>> start RECORDS FOR THE TASK

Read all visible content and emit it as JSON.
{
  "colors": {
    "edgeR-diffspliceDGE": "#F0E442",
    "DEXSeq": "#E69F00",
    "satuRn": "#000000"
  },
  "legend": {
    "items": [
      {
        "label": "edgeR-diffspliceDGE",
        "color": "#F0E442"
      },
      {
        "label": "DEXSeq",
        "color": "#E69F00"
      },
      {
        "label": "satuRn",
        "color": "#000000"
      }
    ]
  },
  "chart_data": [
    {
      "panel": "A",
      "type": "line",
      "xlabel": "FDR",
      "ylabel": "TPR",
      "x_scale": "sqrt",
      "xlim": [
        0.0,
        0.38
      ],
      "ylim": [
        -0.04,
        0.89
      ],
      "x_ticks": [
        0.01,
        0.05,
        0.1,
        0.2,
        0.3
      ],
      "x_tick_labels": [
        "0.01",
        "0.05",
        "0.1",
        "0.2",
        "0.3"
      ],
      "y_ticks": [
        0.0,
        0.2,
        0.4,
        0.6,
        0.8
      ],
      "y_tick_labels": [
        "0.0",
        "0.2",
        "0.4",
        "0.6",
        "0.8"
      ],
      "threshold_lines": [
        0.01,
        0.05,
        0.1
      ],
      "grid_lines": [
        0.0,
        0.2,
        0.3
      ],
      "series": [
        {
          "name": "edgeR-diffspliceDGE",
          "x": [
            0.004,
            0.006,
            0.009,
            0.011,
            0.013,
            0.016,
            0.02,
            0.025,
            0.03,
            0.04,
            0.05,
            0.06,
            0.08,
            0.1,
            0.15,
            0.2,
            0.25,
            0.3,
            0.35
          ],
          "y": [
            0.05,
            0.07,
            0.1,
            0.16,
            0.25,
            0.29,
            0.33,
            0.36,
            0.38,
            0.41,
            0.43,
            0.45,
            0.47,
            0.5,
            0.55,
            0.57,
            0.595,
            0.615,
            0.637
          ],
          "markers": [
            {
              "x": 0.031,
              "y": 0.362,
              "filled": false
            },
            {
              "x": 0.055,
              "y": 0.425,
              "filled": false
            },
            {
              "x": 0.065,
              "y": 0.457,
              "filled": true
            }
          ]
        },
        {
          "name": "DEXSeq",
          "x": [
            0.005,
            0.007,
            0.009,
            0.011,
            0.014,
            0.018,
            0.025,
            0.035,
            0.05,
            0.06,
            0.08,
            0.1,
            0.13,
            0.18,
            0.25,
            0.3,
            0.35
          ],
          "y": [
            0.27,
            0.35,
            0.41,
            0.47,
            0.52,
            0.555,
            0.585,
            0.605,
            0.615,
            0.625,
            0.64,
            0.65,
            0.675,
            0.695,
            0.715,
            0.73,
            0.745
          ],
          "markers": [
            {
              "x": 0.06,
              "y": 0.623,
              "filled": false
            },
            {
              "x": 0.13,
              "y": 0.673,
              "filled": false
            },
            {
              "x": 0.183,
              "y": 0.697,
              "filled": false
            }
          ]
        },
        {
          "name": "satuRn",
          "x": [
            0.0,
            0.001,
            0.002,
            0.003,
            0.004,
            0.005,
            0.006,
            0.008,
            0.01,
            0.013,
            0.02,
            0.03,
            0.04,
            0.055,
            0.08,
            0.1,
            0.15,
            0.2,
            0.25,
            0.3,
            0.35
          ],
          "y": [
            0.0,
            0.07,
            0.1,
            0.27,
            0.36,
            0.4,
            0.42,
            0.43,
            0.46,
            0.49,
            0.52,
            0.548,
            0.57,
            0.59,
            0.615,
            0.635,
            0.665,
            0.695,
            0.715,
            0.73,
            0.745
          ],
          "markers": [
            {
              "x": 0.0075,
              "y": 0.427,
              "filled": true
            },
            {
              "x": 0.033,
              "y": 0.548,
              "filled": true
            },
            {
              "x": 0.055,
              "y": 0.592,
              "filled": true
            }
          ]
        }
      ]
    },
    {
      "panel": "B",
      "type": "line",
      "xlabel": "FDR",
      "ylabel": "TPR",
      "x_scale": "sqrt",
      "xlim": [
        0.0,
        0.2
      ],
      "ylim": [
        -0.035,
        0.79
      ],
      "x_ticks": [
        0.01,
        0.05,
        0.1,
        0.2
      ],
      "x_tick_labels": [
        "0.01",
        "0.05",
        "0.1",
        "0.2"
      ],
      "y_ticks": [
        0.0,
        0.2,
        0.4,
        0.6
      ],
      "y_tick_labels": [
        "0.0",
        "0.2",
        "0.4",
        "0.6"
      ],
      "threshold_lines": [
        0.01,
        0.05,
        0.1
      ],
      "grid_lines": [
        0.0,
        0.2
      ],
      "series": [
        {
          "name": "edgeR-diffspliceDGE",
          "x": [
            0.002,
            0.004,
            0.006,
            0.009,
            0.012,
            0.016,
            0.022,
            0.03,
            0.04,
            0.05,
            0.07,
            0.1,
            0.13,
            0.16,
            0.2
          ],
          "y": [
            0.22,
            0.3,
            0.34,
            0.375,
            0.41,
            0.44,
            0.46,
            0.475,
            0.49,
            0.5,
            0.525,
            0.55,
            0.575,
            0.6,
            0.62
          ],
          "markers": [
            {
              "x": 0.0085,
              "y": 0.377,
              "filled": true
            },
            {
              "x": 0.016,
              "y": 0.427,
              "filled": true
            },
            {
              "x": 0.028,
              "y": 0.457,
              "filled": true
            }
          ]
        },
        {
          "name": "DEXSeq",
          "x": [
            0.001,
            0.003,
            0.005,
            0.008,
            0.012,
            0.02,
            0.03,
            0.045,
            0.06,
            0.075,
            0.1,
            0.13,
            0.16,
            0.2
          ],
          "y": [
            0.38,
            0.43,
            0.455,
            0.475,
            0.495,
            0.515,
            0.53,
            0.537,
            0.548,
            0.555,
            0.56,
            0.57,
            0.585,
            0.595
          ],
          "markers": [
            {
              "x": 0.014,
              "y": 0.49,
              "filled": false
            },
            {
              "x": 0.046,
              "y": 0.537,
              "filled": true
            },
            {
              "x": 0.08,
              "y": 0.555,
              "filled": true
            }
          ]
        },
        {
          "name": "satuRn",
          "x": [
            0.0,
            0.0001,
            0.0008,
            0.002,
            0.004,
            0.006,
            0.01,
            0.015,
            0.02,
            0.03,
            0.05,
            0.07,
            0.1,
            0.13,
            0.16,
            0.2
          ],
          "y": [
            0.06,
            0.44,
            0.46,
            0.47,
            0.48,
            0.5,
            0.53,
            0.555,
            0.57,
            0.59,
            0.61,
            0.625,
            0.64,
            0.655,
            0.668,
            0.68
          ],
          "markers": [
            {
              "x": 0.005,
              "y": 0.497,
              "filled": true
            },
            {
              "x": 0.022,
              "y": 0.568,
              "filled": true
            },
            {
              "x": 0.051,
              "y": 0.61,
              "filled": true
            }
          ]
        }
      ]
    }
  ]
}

>> end RECORDS FOR THE TASK

# [GIVEN INSTRUCTION]
Make an exact copy of the data above.

# [EXERCISE ANSWER]
Read all visible content and emit it as JSON.
{
  "colors": {
    "edgeR-diffspliceDGE": "#F0E442",
    "DEXSeq": "#E69F00",
    "satuRn": "#000000"
  },
  "legend": {
    "items": [
      {
        "label": "edgeR-diffspliceDGE",
        "color": "#F0E442"
      },
      {
        "label": "DEXSeq",
        "color": "#E69F00"
      },
      {
        "label": "satuRn",
        "color": "#000000"
      }
    ]
  },
  "chart_data": [
    {
      "panel": "A",
      "type": "line",
      "xlabel": "FDR",
      "ylabel": "TPR",
      "x_scale": "sqrt",
      "xlim": [
        0.0,
        0.38
      ],
      "ylim": [
        -0.04,
        0.89
      ],
      "x_ticks": [
        0.01,
        0.05,
        0.1,
        0.2,
        0.3
      ],
      "x_tick_labels": [
        "0.01",
        "0.05",
        "0.1",
        "0.2",
        "0.3"
      ],
      "y_ticks": [
        0.0,
        0.2,
        0.4,
        0.6,
        0.8
      ],
      "y_tick_labels": [
        "0.0",
        "0.2",
        "0.4",
        "0.6",
        "0.8"
      ],
      "threshold_lines": [
        0.01,
        0.05,
        0.1
      ],
      "grid_lines": [
        0.0,
        0.2,
        0.3
      ],
      "series": [
        {
          "name": "edgeR-diffspliceDGE",
          "x": [
            0.004,
            0.006,
            0.009,
            0.011,
            0.013,
            0.016,
            0.02,
            0.025,
            0.03,
            0.04,
            0.05,
            0.06,
            0.08,
            0.1,
            0.15,
            0.2,
            0.25,
            0.3,
            0.35
          ],
          "y": [
            0.05,
            0.07,
            0.1,
            0.16,
            0.25,
            0.29,
            0.33,
            0.36,
            0.38,
            0.41,
            0.43,
            0.45,
            0.47,
            0.5,
            0.55,
            0.57,
            0.595,
            0.615,
            0.637
          ],
          "markers": [
            {
              "x": 0.031,
              "y": 0.362,
              "filled": false
            },
            {
              "x": 0.055,
              "y": 0.425,
              "filled": false
            },
            {
              "x": 0.065,
              "y": 0.457,
              "filled": true
            }
          ]
        },
        {
          "name": "DEXSeq",
          "x": [
            0.005,
            0.007,
            0.009,
            0.011,
            0.014,
            0.018,
            0.025,
            0.035,
            0.05,
            0.06,
            0.08,
            0.1,
            0.13,
            0.18,
            0.25,
            0.3,
            0.35
          ],
          "y": [
            0.27,
            0.35,
            0.41,
            0.47,
            0.52,
            0.555,
            0.585,
            0.605,
            0.615,
            0.625,
            0.64,
            0.65,
            0.675,
            0.695,
            0.715,
            0.73,
            0.745
          ],
          "markers": [
            {
              "x": 0.06,
              "y": 0.623,
              "filled": false
            },
            {
              "x": 0.13,
              "y": 0.673,
              "filled": false
            },
            {
              "x": 0.183,
              "y": 0.697,
              "filled": false
            }
          ]
        },
        {
          "name": "satuRn",
          "x": [
            0.0,
            0.001,
            0.002,
            0.003,
            0.004,
            0.005,
            0.006,
            0.008,
            0.01,
            0.013,
            0.02,
            0.03,
            0.04,
            0.055,
            0.08,
            0.1,
            0.15,
            0.2,
            0.25,
            0.3,
            0.35
          ],
          "y": [
            0.0,
            0.07,
            0.1,
            0.27,
            0.36,
            0.4,
            0.42,
            0.43,
            0.46,
            0.49,
            0.52,
            0.548,
            0.57,
            0.59,
            0.615,
            0.635,
            0.665,
            0.695,
            0.715,
            0.73,
            0.745
          ],
          "markers": [
            {
              "x": 0.0075,
              "y": 0.427,
              "filled": true
            },
            {
              "x": 0.033,
              "y": 0.548,
              "filled": true
            },
            {
              "x": 0.055,
              "y": 0.592,
              "filled": true
            }
          ]
        }
      ]
    },
    {
      "panel": "B",
      "type": "line",
      "xlabel": "FDR",
      "ylabel": "TPR",
      "x_scale": "sqrt",
      "xlim": [
        0.0,
        0.2
      ],
      "ylim": [
        -0.035,
        0.79
      ],
      "x_ticks": [
        0.01,
        0.05,
        0.1,
        0.2
      ],
      "x_tick_labels": [
        "0.01",
        "0.05",
        "0.1",
        "0.2"
      ],
      "y_ticks": [
        0.0,
        0.2,
        0.4,
        0.6
      ],
      "y_tick_labels": [
        "0.0",
        "0.2",
        "0.4",
        "0.6"
      ],
      "threshold_lines": [
        0.01,
        0.05,
        0.1
      ],
      "grid_lines": [
        0.0,
        0.2
      ],
      "series": [
        {
          "name": "edgeR-diffspliceDGE",
          "x": [
            0.002,
            0.004,
            0.006,
            0.009,
            0.012,
            0.016,
            0.022,
            0.03,
            0.04,
            0.05,
            0.07,
            0.1,
            0.13,
            0.16,
            0.2
          ],
          "y": [
            0.22,
            0.3,
            0.34,
            0.375,
            0.41,
            0.44,
            0.46,
            0.475,
            0.49,
            0.5,
            0.525,
            0.55,
            0.575,
            0.6,
            0.62
          ],
          "markers": [
            {
              "x": 0.0085,
              "y": 0.377,
              "filled": true
            },
            {
              "x": 0.016,
              "y": 0.427,
              "filled": true
            },
            {
              "x": 0.028,
              "y": 0.457,
              "filled": true
            }
          ]
        },
        {
          "name": "DEXSeq",
          "x": [
            0.001,
            0.003,
            0.005,
            0.008,
            0.012,
            0.02,
            0.03,
            0.045,
            0.06,
            0.075,
            0.1,
            0.13,
            0.16,
            0.2
          ],
          "y": [
            0.38,
            0.43,
            0.455,
            0.475,
            0.495,
            0.515,
            0.53,
            0.537,
            0.548,
            0.555,
            0.56,
            0.57,
            0.585,
            0.595
          ],
          "markers": [
            {
              "x": 0.014,
              "y": 0.49,
              "filled": false
            },
            {
              "x": 0.046,
              "y": 0.537,
              "filled": true
            },
            {
              "x": 0.08,
              "y": 0.555,
              "filled": true
            }
          ]
        },
        {
          "name": "satuRn",
          "x": [
            0.0,
            0.0001,
            0.0008,
            0.002,
            0.004,
            0.006,
            0.01,
            0.015,
            0.02,
            0.03,
            0.05,
            0.07,
            0.1,
            0.13,
            0.16,
            0.2
          ],
          "y": [
            0.06,
            0.44,
            0.46,
            0.47,
            0.48,
            0.5,
            0.53,
            0.555,
            0.57,
            0.59,
            0.61,
            0.625,
            0.64,
            0.655,
            0.668,
            0.68
          ],
          "markers": [
            {
              "x": 0.005,
              "y": 0.497,
              "filled": true
            },
            {
              "x": 0.022,
              "y": 0.568,
              "filled": true
            },
            {
              "x": 0.051,
              "y": 0.61,
              "filled": true
            }
          ]
        }
      ]
    }
  ]
}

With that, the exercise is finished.